## Start Exercise input

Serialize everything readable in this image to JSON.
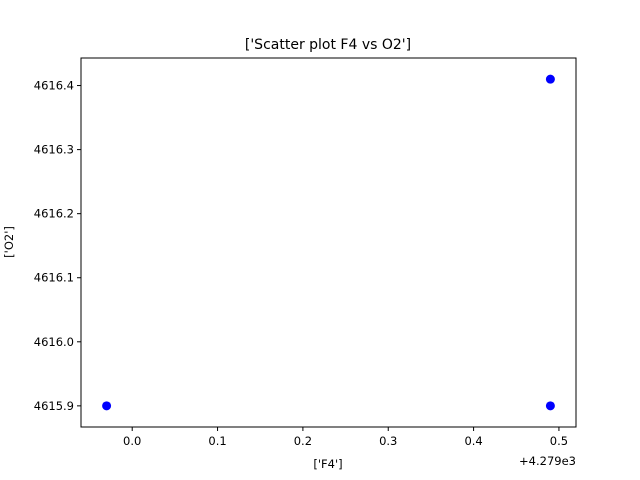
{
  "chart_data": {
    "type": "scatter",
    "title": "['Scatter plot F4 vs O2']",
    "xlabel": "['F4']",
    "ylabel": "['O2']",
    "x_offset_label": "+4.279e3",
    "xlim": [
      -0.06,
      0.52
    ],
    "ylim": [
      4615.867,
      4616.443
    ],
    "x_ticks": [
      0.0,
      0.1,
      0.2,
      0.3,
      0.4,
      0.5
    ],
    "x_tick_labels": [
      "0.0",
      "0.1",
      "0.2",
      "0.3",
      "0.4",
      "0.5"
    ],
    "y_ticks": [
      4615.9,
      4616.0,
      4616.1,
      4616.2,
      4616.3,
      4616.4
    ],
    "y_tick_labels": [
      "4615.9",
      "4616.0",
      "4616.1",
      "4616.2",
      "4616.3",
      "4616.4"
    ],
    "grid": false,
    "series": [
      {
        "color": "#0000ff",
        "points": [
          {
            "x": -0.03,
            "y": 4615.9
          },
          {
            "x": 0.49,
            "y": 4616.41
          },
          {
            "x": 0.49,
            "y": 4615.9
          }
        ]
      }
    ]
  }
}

## End Exercise input

# Aim
Repeat the listing above exactly, with no pictures.

# Result of this exercise
Serialize everything readable in this image to JSON.
{
  "chart_data": {
    "type": "scatter",
    "title": "['Scatter plot F4 vs O2']",
    "xlabel": "['F4']",
    "ylabel": "['O2']",
    "x_offset_label": "+4.279e3",
    "xlim": [
      -0.06,
      0.52
    ],
    "ylim": [
      4615.867,
      4616.443
    ],
    "x_ticks": [
      0.0,
      0.1,
      0.2,
      0.3,
      0.4,
      0.5
    ],
    "x_tick_labels": [
      "0.0",
      "0.1",
      "0.2",
      "0.3",
      "0.4",
      "0.5"
    ],
    "y_ticks": [
      4615.9,
      4616.0,
      4616.1,
      4616.2,
      4616.3,
      4616.4
    ],
    "y_tick_labels": [
      "4615.9",
      "4616.0",
      "4616.1",
      "4616.2",
      "4616.3",
      "4616.4"
    ],
    "grid": false,
    "series": [
      {
        "color": "#0000ff",
        "points": [
          {
            "x": -0.03,
            "y": 4615.9
          },
          {
            "x": 0.49,
            "y": 4616.41
          },
          {
            "x": 0.49,
            "y": 4615.9
          }
        ]
      }
    ]
  }
}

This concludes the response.